■ **JOB**
Write each line out again exactly as written.
------------------------------------------------------------
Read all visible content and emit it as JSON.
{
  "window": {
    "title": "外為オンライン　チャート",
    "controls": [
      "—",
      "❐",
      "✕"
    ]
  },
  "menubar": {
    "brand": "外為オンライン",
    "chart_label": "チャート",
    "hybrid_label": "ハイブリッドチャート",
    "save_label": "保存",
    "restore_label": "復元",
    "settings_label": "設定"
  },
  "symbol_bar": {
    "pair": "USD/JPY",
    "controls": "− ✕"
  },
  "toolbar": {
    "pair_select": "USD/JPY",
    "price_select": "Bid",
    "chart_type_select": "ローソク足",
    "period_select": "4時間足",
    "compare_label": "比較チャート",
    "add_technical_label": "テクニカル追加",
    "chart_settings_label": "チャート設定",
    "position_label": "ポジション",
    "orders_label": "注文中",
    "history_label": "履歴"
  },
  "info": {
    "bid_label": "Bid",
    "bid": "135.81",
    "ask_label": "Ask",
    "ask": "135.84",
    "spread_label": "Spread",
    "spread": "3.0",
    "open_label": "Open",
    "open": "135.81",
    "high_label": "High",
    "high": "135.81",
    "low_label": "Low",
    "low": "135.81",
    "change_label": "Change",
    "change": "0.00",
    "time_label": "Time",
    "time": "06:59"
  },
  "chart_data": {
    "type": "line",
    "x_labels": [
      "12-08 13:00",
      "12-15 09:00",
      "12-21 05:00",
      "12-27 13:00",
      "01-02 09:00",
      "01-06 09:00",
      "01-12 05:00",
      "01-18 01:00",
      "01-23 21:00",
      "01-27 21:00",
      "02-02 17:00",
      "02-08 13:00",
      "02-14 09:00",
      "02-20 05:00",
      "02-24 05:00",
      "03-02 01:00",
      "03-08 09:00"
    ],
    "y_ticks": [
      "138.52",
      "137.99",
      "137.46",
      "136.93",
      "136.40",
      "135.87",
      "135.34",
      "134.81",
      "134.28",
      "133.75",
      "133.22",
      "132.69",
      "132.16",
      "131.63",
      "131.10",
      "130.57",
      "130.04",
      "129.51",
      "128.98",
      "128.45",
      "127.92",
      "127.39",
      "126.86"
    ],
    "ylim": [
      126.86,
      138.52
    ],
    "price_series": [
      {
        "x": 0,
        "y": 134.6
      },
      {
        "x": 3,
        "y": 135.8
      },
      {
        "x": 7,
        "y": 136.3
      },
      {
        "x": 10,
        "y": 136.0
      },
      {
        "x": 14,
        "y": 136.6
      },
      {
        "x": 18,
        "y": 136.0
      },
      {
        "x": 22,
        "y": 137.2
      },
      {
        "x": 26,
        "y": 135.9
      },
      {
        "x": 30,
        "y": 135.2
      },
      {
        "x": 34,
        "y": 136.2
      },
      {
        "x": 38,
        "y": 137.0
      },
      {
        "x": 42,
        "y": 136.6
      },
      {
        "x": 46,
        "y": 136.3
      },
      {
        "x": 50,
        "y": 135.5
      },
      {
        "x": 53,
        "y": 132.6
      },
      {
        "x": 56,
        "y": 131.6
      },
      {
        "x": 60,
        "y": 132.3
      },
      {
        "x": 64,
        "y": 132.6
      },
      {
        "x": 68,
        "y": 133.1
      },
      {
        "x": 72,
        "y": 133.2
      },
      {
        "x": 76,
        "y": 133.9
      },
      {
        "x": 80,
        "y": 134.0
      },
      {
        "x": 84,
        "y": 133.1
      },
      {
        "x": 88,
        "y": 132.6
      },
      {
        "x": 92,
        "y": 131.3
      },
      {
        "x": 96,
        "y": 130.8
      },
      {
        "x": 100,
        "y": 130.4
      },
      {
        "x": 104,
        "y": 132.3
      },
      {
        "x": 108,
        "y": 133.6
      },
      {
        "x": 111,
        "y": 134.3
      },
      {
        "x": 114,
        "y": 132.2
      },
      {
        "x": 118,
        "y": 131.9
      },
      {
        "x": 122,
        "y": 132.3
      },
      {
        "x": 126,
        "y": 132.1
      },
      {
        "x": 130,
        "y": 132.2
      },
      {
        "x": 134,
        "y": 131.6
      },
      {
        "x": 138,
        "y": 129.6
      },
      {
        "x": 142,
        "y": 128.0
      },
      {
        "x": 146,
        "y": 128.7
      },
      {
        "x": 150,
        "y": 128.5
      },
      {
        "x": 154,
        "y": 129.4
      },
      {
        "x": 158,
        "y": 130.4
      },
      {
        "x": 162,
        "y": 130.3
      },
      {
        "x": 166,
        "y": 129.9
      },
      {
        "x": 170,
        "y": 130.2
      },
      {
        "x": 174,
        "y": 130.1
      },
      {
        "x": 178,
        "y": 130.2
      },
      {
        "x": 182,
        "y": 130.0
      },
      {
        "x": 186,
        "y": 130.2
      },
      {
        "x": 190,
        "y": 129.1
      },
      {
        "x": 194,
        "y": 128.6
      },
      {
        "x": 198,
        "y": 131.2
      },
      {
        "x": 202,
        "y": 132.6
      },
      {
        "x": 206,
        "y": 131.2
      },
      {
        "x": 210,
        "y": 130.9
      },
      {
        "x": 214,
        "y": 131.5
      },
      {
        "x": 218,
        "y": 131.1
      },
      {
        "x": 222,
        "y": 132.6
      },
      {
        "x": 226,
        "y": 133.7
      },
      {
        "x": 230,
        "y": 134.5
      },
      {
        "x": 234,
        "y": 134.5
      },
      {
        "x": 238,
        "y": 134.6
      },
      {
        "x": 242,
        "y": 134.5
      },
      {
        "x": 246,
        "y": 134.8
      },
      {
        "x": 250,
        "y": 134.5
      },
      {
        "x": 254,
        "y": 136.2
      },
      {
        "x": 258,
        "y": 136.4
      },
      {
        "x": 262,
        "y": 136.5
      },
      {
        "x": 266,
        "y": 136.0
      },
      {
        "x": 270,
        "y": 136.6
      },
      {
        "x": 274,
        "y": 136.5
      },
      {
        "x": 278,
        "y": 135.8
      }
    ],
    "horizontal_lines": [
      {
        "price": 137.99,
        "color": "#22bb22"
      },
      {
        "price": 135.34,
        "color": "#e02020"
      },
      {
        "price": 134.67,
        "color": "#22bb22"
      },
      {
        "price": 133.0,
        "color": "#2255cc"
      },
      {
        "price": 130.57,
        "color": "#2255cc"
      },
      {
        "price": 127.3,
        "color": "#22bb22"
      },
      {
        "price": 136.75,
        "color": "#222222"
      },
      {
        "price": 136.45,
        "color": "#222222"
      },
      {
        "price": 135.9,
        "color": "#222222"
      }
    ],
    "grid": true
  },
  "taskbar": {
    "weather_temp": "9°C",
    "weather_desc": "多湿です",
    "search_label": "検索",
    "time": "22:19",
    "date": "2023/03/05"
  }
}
------------------------------------------------------------
■ **EXERCISE OUTPUT**
Read all visible content and emit it as JSON.
{
  "window": {
    "title": "外為オンライン　チャート",
    "controls": [
      "—",
      "❐",
      "✕"
    ]
  },
  "menubar": {
    "brand": "外為オンライン",
    "chart_label": "チャート",
    "hybrid_label": "ハイブリッドチャート",
    "save_label": "保存",
    "restore_label": "復元",
    "settings_label": "設定"
  },
  "symbol_bar": {
    "pair": "USD/JPY",
    "controls": "− ✕"
  },
  "toolbar": {
    "pair_select": "USD/JPY",
    "price_select": "Bid",
    "chart_type_select": "ローソク足",
    "period_select": "4時間足",
    "compare_label": "比較チャート",
    "add_technical_label": "テクニカル追加",
    "chart_settings_label": "チャート設定",
    "position_label": "ポジション",
    "orders_label": "注文中",
    "history_label": "履歴"
  },
  "info": {
    "bid_label": "Bid",
    "bid": "135.81",
    "ask_label": "Ask",
    "ask": "135.84",
    "spread_label": "Spread",
    "spread": "3.0",
    "open_label": "Open",
    "open": "135.81",
    "high_label": "High",
    "high": "135.81",
    "low_label": "Low",
    "low": "135.81",
    "change_label": "Change",
    "change": "0.00",
    "time_label": "Time",
    "time": "06:59"
  },
  "chart_data": {
    "type": "line",
    "x_labels": [
      "12-08 13:00",
      "12-15 09:00",
      "12-21 05:00",
      "12-27 13:00",
      "01-02 09:00",
      "01-06 09:00",
      "01-12 05:00",
      "01-18 01:00",
      "01-23 21:00",
      "01-27 21:00",
      "02-02 17:00",
      "02-08 13:00",
      "02-14 09:00",
      "02-20 05:00",
      "02-24 05:00",
      "03-02 01:00",
      "03-08 09:00"
    ],
    "y_ticks": [
      "138.52",
      "137.99",
      "137.46",
      "136.93",
      "136.40",
      "135.87",
      "135.34",
      "134.81",
      "134.28",
      "133.75",
      "133.22",
      "132.69",
      "132.16",
      "131.63",
      "131.10",
      "130.57",
      "130.04",
      "129.51",
      "128.98",
      "128.45",
      "127.92",
      "127.39",
      "126.86"
    ],
    "ylim": [
      126.86,
      138.52
    ],
    "price_series": [
      {
        "x": 0,
        "y": 134.6
      },
      {
        "x": 3,
        "y": 135.8
      },
      {
        "x": 7,
        "y": 136.3
      },
      {
        "x": 10,
        "y": 136.0
      },
      {
        "x": 14,
        "y": 136.6
      },
      {
        "x": 18,
        "y": 136.0
      },
      {
        "x": 22,
        "y": 137.2
      },
      {
        "x": 26,
        "y": 135.9
      },
      {
        "x": 30,
        "y": 135.2
      },
      {
        "x": 34,
        "y": 136.2
      },
      {
        "x": 38,
        "y": 137.0
      },
      {
        "x": 42,
        "y": 136.6
      },
      {
        "x": 46,
        "y": 136.3
      },
      {
        "x": 50,
        "y": 135.5
      },
      {
        "x": 53,
        "y": 132.6
      },
      {
        "x": 56,
        "y": 131.6
      },
      {
        "x": 60,
        "y": 132.3
      },
      {
        "x": 64,
        "y": 132.6
      },
      {
        "x": 68,
        "y": 133.1
      },
      {
        "x": 72,
        "y": 133.2
      },
      {
        "x": 76,
        "y": 133.9
      },
      {
        "x": 80,
        "y": 134.0
      },
      {
        "x": 84,
        "y": 133.1
      },
      {
        "x": 88,
        "y": 132.6
      },
      {
        "x": 92,
        "y": 131.3
      },
      {
        "x": 96,
        "y": 130.8
      },
      {
        "x": 100,
        "y": 130.4
      },
      {
        "x": 104,
        "y": 132.3
      },
      {
        "x": 108,
        "y": 133.6
      },
      {
        "x": 111,
        "y": 134.3
      },
      {
        "x": 114,
        "y": 132.2
      },
      {
        "x": 118,
        "y": 131.9
      },
      {
        "x": 122,
        "y": 132.3
      },
      {
        "x": 126,
        "y": 132.1
      },
      {
        "x": 130,
        "y": 132.2
      },
      {
        "x": 134,
        "y": 131.6
      },
      {
        "x": 138,
        "y": 129.6
      },
      {
        "x": 142,
        "y": 128.0
      },
      {
        "x": 146,
        "y": 128.7
      },
      {
        "x": 150,
        "y": 128.5
      },
      {
        "x": 154,
        "y": 129.4
      },
      {
        "x": 158,
        "y": 130.4
      },
      {
        "x": 162,
        "y": 130.3
      },
      {
        "x": 166,
        "y": 129.9
      },
      {
        "x": 170,
        "y": 130.2
      },
      {
        "x": 174,
        "y": 130.1
      },
      {
        "x": 178,
        "y": 130.2
      },
      {
        "x": 182,
        "y": 130.0
      },
      {
        "x": 186,
        "y": 130.2
      },
      {
        "x": 190,
        "y": 129.1
      },
      {
        "x": 194,
        "y": 128.6
      },
      {
        "x": 198,
        "y": 131.2
      },
      {
        "x": 202,
        "y": 132.6
      },
      {
        "x": 206,
        "y": 131.2
      },
      {
        "x": 210,
        "y": 130.9
      },
      {
        "x": 214,
        "y": 131.5
      },
      {
        "x": 218,
        "y": 131.1
      },
      {
        "x": 222,
        "y": 132.6
      },
      {
        "x": 226,
        "y": 133.7
      },
      {
        "x": 230,
        "y": 134.5
      },
      {
        "x": 234,
        "y": 134.5
      },
      {
        "x": 238,
        "y": 134.6
      },
      {
        "x": 242,
        "y": 134.5
      },
      {
        "x": 246,
        "y": 134.8
      },
      {
        "x": 250,
        "y": 134.5
      },
      {
        "x": 254,
        "y": 136.2
      },
      {
        "x": 258,
        "y": 136.4
      },
      {
        "x": 262,
        "y": 136.5
      },
      {
        "x": 266,
        "y": 136.0
      },
      {
        "x": 270,
        "y": 136.6
      },
      {
        "x": 274,
        "y": 136.5
      },
      {
        "x": 278,
        "y": 135.8
      }
    ],
    "horizontal_lines": [
      {
        "price": 137.99,
        "color": "#22bb22"
      },
      {
        "price": 135.34,
        "color": "#e02020"
      },
      {
        "price": 134.67,
        "color": "#22bb22"
      },
      {
        "price": 133.0,
        "color": "#2255cc"
      },
      {
        "price": 130.57,
        "color": "#2255cc"
      },
      {
        "price": 127.3,
        "color": "#22bb22"
      },
      {
        "price": 136.75,
        "color": "#222222"
      },
      {
        "price": 136.45,
        "color": "#222222"
      },
      {
        "price": 135.9,
        "color": "#222222"
      }
    ],
    "grid": true
  },
  "taskbar": {
    "weather_temp": "9°C",
    "weather_desc": "多湿です",
    "search_label": "検索",
    "time": "22:19",
    "date": "2023/03/05"
  }
}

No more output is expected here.